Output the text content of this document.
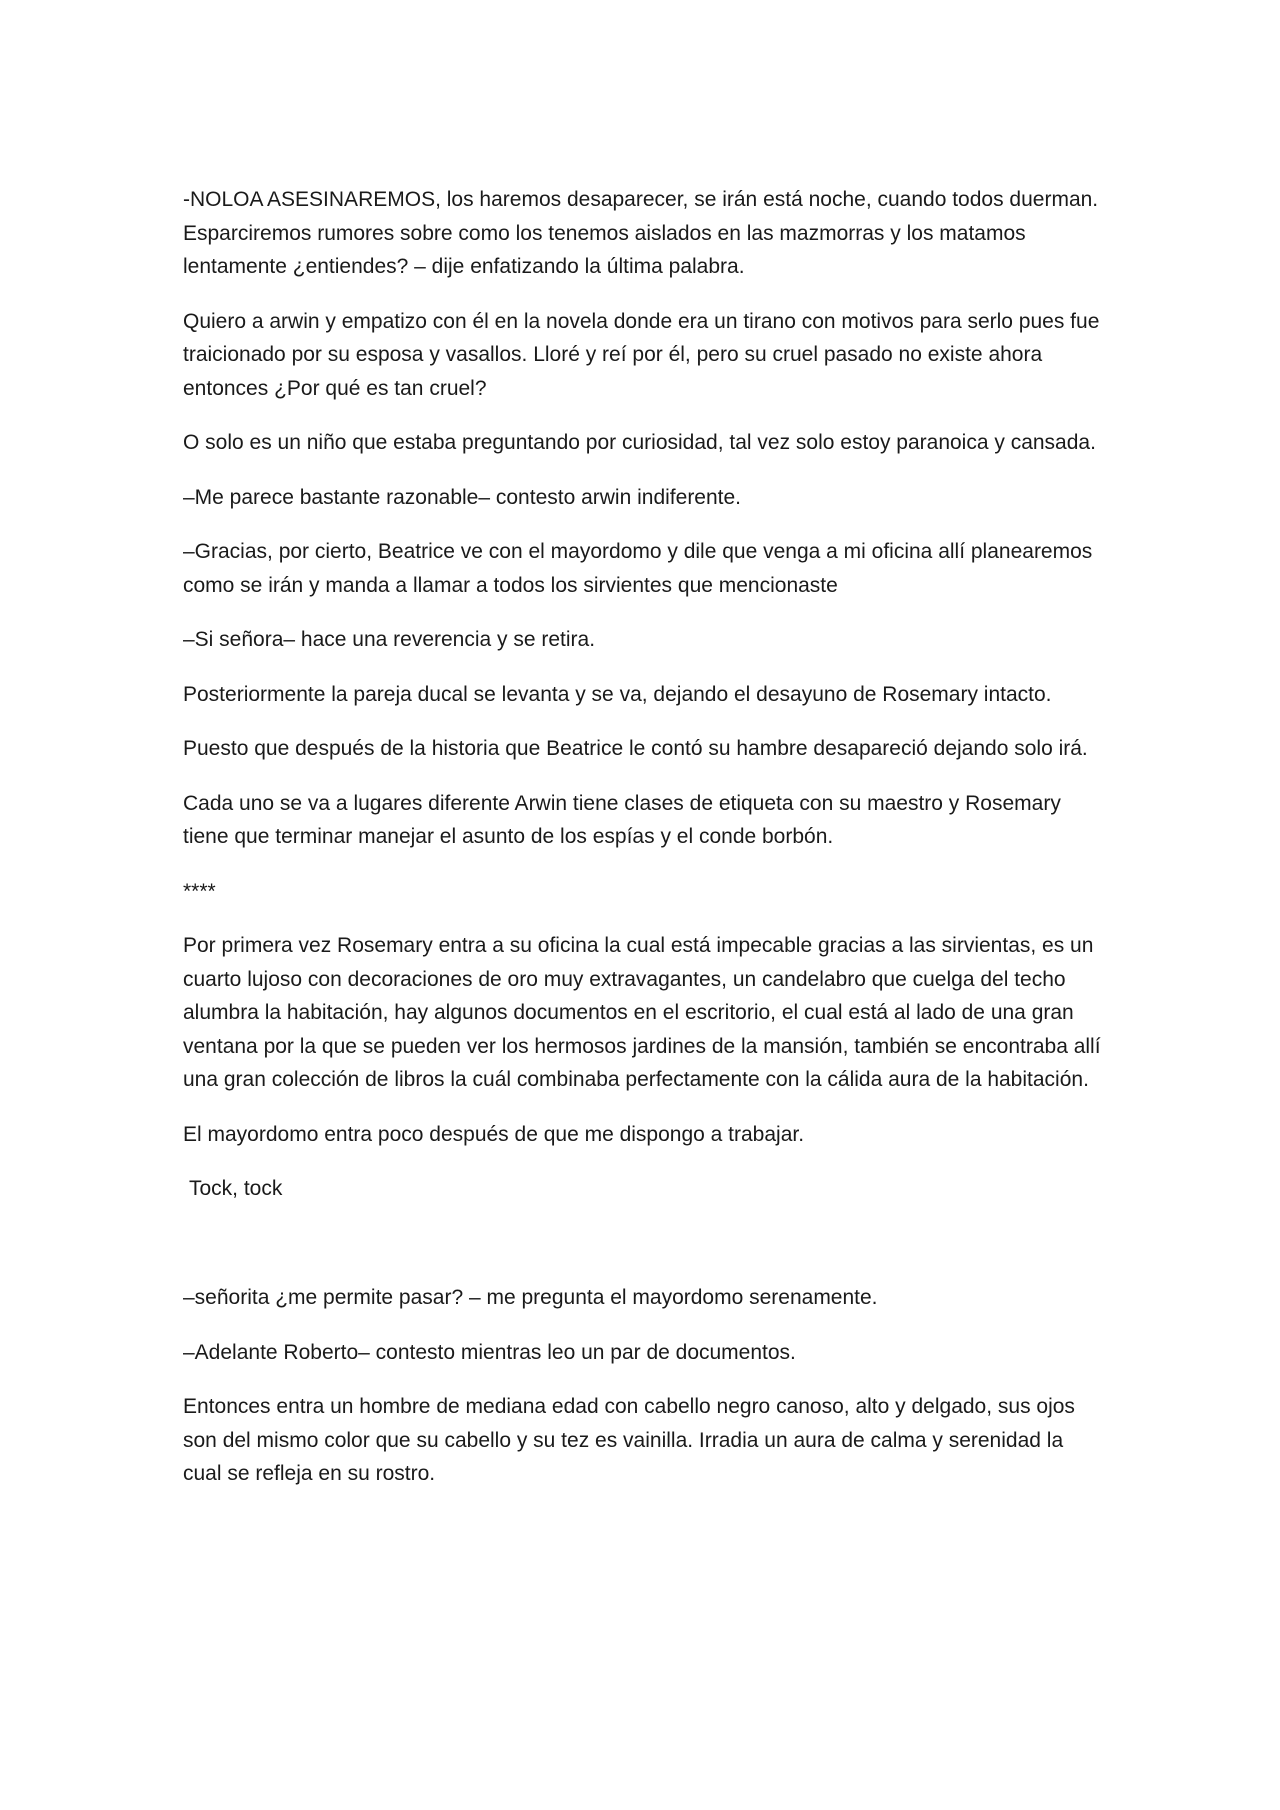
-NOLOA ASESINAREMOS, los haremos desaparecer, se irán está noche, cuando todos duerman. Esparciremos rumores sobre como los tenemos aislados en las mazmorras y los matamos lentamente ¿entiendes? – dije enfatizando la última palabra.

Quiero a arwin y empatizo con él en la novela donde era un tirano con motivos para serlo pues fue traicionado por su esposa y vasallos. Lloré y reí por él, pero su cruel pasado no existe ahora entonces ¿Por qué es tan cruel?

O solo es un niño que estaba preguntando por curiosidad, tal vez solo estoy paranoica y cansada.

–Me parece bastante razonable– contesto arwin indiferente.

–Gracias, por cierto, Beatrice ve con el mayordomo y dile que venga a mi oficina allí planearemos como se irán y manda a llamar a todos los sirvientes que mencionaste

–Si señora– hace una reverencia y se retira.

Posteriormente la pareja ducal se levanta y se va, dejando el desayuno de Rosemary intacto.

Puesto que después de la historia que Beatrice le contó su hambre desapareció dejando solo irá.

Cada uno se va a lugares diferente Arwin tiene clases de etiqueta con su maestro y Rosemary tiene que terminar manejar el asunto de los espías y el conde borbón.

****

Por primera vez Rosemary entra a su oficina la cual está impecable gracias a las sirvientas, es un cuarto lujoso con decoraciones de oro muy extravagantes, un candelabro que cuelga del techo alumbra la habitación, hay algunos documentos en el escritorio, el cual está al lado de una gran ventana por la que se pueden ver los hermosos jardines de la mansión, también se encontraba allí una gran colección de libros la cuál combinaba perfectamente con la cálida aura de la habitación.

El mayordomo entra poco después de que me dispongo a trabajar.

Tock, tock

–señorita ¿me permite pasar? – me pregunta el mayordomo serenamente.

–Adelante Roberto– contesto mientras leo un par de documentos.

Entonces entra un hombre de mediana edad con cabello negro canoso, alto y delgado, sus ojos son del mismo color que su cabello y su tez es vainilla. Irradia un aura de calma y serenidad la cual se refleja en su rostro.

•••

*To be done:* Every line of the data above should be quoted exactly. Omit the pictures.

*Solution to the exercise:*
Output the text content of this document.
-NOLOA ASESINAREMOS, los haremos desaparecer, se irán está noche, cuando todos duerman. Esparciremos rumores sobre como los tenemos aislados en las mazmorras y los matamos lentamente ¿entiendes? – dije enfatizando la última palabra.

Quiero a arwin y empatizo con él en la novela donde era un tirano con motivos para serlo pues fue traicionado por su esposa y vasallos. Lloré y reí por él, pero su cruel pasado no existe ahora entonces ¿Por qué es tan cruel?

O solo es un niño que estaba preguntando por curiosidad, tal vez solo estoy paranoica y cansada.

–Me parece bastante razonable– contesto arwin indiferente.

–Gracias, por cierto, Beatrice ve con el mayordomo y dile que venga a mi oficina allí planearemos como se irán y manda a llamar a todos los sirvientes que mencionaste

–Si señora– hace una reverencia y se retira.

Posteriormente la pareja ducal se levanta y se va, dejando el desayuno de Rosemary intacto.

Puesto que después de la historia que Beatrice le contó su hambre desapareció dejando solo irá.

Cada uno se va a lugares diferente Arwin tiene clases de etiqueta con su maestro y Rosemary tiene que terminar manejar el asunto de los espías y el conde borbón.

****

Por primera vez Rosemary entra a su oficina la cual está impecable gracias a las sirvientas, es un cuarto lujoso con decoraciones de oro muy extravagantes, un candelabro que cuelga del techo alumbra la habitación, hay algunos documentos en el escritorio, el cual está al lado de una gran ventana por la que se pueden ver los hermosos jardines de la mansión, también se encontraba allí una gran colección de libros la cuál combinaba perfectamente con la cálida aura de la habitación.

El mayordomo entra poco después de que me dispongo a trabajar.

Tock, tock

–señorita ¿me permite pasar? – me pregunta el mayordomo serenamente.

–Adelante Roberto– contesto mientras leo un par de documentos.

Entonces entra un hombre de mediana edad con cabello negro canoso, alto y delgado, sus ojos son del mismo color que su cabello y su tez es vainilla. Irradia un aura de calma y serenidad la cual se refleja en su rostro.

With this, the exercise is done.